> [Problem requirements] Report the number of lines in these entries that contain "this". Write only the number.
+++ Input
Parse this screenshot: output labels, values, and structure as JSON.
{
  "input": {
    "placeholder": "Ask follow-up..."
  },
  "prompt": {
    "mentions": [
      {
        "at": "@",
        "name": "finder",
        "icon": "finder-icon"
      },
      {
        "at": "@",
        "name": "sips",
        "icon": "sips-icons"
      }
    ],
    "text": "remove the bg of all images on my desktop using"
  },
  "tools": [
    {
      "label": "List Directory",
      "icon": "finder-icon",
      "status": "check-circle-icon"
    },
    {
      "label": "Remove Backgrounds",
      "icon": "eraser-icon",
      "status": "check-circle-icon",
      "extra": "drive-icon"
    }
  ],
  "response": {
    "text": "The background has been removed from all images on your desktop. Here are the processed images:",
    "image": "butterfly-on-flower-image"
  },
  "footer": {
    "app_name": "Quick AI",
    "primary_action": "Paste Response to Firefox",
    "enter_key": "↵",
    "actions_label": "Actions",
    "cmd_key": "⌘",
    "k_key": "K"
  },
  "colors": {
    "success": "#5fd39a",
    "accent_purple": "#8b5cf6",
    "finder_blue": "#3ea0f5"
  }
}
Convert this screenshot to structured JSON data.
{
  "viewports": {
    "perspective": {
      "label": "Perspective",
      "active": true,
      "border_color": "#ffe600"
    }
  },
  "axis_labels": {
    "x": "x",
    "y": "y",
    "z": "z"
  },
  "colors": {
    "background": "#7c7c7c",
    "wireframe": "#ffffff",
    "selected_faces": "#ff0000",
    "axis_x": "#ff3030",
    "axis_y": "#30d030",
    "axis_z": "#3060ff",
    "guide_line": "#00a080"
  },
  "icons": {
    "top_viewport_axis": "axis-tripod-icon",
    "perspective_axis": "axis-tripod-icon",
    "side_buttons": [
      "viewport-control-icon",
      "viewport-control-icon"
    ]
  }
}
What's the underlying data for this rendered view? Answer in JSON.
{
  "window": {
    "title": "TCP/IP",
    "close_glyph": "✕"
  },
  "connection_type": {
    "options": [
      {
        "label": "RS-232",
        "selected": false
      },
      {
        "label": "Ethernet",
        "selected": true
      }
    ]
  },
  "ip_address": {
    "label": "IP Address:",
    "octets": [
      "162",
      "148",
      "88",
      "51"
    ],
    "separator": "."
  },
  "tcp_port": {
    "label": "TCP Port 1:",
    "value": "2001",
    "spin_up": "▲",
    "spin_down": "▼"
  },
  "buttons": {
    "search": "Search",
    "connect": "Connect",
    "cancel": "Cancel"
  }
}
++++++
> [Task response] 3